Figure record extracts
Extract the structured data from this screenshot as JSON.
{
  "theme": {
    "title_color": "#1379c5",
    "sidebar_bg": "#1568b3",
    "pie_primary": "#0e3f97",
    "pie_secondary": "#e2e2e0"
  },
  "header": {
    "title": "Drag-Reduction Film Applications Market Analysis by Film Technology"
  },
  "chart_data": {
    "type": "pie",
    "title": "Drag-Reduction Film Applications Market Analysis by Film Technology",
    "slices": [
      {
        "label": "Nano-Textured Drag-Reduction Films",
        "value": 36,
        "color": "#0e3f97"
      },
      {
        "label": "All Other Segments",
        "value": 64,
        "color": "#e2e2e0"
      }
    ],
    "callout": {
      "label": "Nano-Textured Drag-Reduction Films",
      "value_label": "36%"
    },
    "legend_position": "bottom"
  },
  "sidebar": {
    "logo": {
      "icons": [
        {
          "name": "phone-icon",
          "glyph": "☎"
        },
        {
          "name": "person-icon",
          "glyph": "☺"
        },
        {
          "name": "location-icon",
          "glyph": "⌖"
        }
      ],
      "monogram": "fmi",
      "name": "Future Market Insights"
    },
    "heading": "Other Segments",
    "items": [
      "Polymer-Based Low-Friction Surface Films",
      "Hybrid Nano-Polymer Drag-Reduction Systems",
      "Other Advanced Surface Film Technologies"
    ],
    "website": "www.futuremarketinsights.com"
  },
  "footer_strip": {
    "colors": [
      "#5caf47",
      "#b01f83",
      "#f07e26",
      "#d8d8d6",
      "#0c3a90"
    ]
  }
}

[Work to do] Scan the records above for the string "Nano", then select every line that holds it.

[Task solution]
        "label": "Nano-Textured Drag-Reduction Films",
      "label": "Nano-Textured Drag-Reduction Films",
      "Hybrid Nano-Polymer Drag-Reduction Systems",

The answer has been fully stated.